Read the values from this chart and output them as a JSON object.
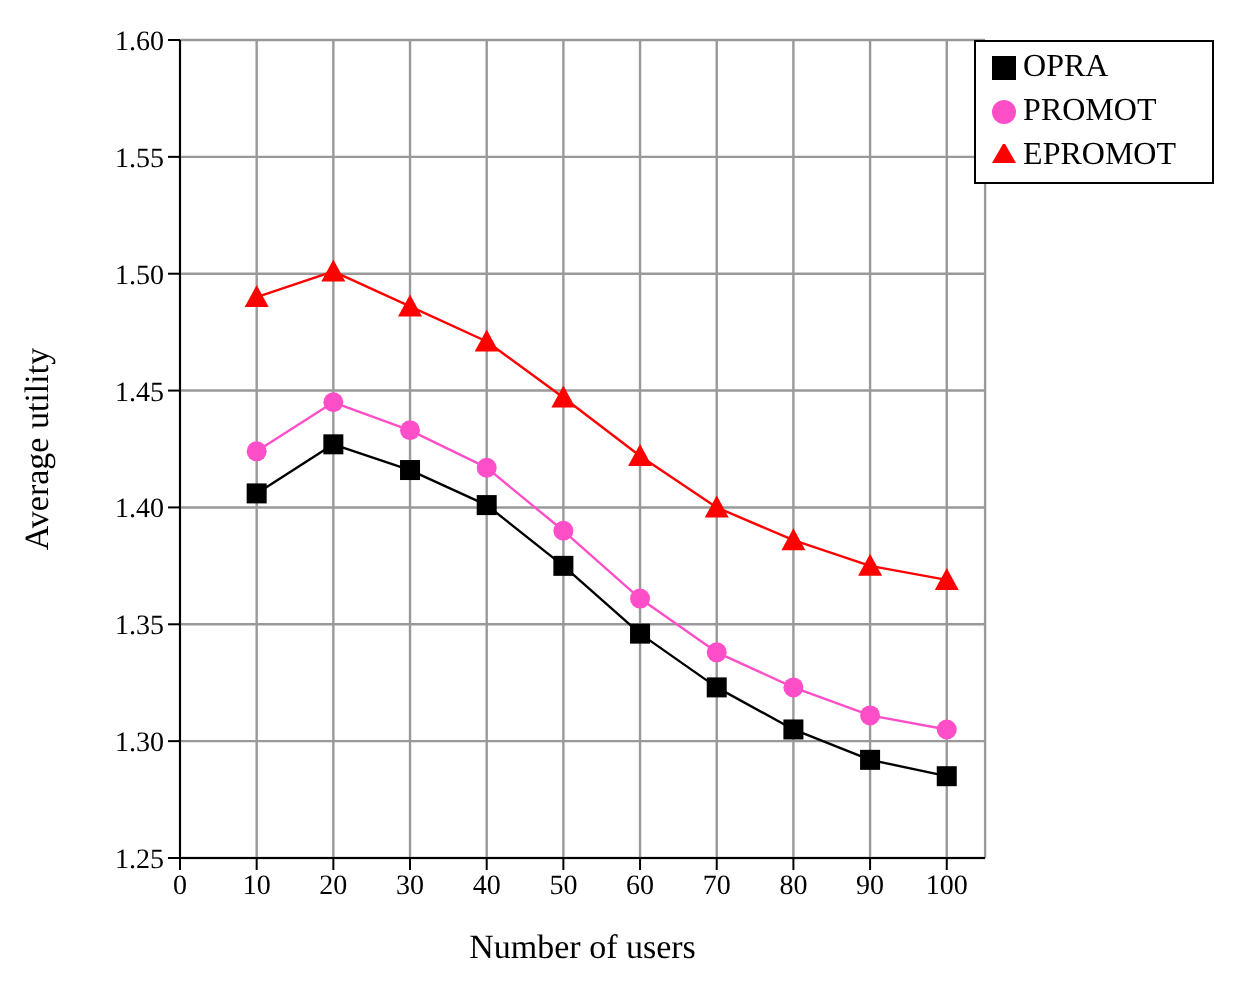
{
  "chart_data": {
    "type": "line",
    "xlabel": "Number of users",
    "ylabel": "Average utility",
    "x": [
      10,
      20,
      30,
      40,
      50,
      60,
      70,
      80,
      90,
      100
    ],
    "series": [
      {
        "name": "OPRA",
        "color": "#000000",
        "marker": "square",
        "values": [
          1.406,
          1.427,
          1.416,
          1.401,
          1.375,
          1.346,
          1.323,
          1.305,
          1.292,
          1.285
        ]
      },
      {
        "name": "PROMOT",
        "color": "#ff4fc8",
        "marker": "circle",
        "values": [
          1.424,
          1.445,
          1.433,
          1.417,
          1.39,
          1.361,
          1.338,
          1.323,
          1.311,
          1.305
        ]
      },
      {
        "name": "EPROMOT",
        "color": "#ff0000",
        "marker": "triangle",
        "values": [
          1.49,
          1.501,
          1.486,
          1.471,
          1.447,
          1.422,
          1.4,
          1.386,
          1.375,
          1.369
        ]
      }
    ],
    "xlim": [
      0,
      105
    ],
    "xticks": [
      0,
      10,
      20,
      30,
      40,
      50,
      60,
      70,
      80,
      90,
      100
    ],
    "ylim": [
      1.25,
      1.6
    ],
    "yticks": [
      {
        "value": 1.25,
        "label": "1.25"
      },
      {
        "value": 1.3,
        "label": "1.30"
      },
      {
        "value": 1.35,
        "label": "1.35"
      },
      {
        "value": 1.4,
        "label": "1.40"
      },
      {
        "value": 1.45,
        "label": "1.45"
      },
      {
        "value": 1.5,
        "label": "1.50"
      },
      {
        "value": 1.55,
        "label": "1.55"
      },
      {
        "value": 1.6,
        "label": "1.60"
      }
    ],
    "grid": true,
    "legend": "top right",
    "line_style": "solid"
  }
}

= = = =

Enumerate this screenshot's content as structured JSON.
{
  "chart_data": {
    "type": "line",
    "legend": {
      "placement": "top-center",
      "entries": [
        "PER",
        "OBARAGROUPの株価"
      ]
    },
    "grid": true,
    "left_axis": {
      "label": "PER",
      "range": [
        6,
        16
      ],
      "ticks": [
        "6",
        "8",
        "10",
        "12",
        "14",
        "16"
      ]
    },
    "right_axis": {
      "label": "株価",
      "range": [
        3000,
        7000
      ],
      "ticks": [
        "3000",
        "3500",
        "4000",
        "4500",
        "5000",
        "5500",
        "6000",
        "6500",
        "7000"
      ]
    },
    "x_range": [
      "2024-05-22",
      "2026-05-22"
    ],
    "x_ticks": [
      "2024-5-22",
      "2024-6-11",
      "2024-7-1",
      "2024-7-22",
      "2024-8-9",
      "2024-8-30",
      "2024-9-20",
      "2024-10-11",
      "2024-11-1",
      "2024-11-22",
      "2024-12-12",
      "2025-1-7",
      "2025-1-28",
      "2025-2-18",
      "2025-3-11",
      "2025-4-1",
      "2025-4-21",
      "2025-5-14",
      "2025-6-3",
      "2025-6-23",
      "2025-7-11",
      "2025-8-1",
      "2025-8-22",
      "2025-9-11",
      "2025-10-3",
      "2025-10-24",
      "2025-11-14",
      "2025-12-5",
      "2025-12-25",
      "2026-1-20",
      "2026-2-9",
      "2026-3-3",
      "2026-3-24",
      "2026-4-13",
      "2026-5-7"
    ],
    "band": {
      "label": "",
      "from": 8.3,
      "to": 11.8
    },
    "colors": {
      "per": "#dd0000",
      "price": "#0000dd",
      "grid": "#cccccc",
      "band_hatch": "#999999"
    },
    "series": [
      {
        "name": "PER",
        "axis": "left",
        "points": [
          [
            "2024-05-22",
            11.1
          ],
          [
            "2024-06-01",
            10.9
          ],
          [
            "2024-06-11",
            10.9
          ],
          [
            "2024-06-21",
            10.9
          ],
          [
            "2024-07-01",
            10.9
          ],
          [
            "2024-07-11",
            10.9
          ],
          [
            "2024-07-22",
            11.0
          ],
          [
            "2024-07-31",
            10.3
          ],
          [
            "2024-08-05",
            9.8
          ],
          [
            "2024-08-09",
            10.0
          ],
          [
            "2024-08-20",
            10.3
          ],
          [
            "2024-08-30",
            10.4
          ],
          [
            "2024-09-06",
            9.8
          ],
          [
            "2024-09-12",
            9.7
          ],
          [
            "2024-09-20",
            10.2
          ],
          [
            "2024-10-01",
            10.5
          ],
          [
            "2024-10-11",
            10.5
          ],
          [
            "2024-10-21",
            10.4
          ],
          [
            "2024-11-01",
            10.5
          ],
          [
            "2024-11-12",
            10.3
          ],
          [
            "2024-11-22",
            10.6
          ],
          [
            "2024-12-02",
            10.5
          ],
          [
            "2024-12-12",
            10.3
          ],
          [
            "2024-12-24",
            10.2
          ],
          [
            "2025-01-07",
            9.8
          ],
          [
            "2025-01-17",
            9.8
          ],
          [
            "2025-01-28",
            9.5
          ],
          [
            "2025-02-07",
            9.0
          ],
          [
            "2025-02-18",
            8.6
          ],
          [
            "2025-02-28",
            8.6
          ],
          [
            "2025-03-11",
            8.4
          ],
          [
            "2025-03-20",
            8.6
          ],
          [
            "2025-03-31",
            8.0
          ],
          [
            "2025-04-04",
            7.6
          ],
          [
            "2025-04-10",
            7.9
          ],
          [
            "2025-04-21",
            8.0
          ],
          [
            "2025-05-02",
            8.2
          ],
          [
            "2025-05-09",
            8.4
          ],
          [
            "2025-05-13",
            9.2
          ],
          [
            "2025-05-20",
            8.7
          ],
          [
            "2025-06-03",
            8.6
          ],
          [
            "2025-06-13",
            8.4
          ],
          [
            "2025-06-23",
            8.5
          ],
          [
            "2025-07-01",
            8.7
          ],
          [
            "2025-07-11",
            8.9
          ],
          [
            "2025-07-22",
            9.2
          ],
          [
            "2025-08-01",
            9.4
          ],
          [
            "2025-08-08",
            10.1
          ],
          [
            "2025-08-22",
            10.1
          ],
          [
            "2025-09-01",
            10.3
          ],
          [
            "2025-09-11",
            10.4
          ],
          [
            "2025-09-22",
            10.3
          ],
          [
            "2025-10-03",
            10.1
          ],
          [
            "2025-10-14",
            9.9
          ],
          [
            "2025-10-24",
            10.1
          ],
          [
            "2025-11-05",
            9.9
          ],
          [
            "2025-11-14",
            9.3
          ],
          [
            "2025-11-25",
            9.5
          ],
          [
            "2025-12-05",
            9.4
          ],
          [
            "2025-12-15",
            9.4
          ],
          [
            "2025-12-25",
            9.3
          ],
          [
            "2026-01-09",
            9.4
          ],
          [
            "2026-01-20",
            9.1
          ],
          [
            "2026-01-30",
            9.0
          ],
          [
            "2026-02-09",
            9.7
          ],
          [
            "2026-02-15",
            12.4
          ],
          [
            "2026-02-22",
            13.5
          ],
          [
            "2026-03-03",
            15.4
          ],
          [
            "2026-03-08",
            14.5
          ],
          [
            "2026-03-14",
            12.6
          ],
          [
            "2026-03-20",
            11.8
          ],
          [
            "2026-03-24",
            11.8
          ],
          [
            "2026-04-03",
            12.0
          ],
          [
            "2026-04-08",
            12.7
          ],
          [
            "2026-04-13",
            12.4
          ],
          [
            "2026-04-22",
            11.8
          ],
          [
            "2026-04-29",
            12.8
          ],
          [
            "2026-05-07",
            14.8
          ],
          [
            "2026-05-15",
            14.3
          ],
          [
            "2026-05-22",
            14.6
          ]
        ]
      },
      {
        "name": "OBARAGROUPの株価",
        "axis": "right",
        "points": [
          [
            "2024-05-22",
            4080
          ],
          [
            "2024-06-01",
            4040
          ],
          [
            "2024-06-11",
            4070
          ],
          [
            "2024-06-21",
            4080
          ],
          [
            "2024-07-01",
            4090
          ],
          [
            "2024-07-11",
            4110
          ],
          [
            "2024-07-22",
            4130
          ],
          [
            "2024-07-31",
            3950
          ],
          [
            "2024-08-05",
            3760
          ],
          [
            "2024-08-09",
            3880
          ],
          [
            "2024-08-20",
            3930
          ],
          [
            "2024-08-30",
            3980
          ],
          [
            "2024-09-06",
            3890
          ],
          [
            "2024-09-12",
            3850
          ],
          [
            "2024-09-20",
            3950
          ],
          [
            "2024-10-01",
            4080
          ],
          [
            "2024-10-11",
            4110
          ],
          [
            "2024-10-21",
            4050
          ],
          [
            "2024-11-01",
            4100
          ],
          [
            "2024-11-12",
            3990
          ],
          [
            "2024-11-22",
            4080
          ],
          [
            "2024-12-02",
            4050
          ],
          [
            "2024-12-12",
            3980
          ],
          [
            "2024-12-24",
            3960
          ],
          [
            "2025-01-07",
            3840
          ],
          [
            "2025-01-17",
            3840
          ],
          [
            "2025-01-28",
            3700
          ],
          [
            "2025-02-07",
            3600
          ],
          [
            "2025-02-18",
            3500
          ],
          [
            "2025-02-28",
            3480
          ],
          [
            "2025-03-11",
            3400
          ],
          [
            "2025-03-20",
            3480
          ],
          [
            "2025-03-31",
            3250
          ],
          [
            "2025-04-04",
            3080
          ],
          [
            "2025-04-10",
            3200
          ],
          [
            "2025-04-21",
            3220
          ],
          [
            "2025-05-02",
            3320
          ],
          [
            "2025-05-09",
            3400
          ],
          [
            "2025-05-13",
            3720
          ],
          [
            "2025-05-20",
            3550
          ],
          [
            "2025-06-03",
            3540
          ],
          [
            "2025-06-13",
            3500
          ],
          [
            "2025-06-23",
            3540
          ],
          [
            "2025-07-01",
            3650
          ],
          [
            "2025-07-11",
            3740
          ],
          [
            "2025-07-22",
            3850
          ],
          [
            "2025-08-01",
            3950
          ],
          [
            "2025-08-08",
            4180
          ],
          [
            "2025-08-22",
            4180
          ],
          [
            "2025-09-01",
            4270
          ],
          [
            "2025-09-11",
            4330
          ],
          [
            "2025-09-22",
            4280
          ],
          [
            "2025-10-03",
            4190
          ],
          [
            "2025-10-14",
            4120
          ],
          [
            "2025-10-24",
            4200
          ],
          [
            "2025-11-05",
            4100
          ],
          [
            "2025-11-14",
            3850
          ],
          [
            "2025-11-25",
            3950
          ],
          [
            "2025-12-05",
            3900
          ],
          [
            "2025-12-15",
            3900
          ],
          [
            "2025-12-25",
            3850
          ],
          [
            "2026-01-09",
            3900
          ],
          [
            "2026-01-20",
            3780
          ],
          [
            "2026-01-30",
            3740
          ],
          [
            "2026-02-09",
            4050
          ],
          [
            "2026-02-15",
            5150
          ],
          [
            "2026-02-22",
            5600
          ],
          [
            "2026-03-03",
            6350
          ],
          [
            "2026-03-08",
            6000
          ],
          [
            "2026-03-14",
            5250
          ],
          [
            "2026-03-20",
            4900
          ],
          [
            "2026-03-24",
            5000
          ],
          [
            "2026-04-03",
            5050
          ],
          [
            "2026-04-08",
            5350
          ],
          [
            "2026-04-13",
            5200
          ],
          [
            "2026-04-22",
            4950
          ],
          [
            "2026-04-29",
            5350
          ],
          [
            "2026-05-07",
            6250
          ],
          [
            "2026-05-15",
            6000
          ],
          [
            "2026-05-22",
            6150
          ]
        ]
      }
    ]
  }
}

= = = =

Problem to solve:
Using the entries above, return each line that includes the word "from".

Full response:
Read the values from this chart and output them as a JSON object.
      "from": 8.3,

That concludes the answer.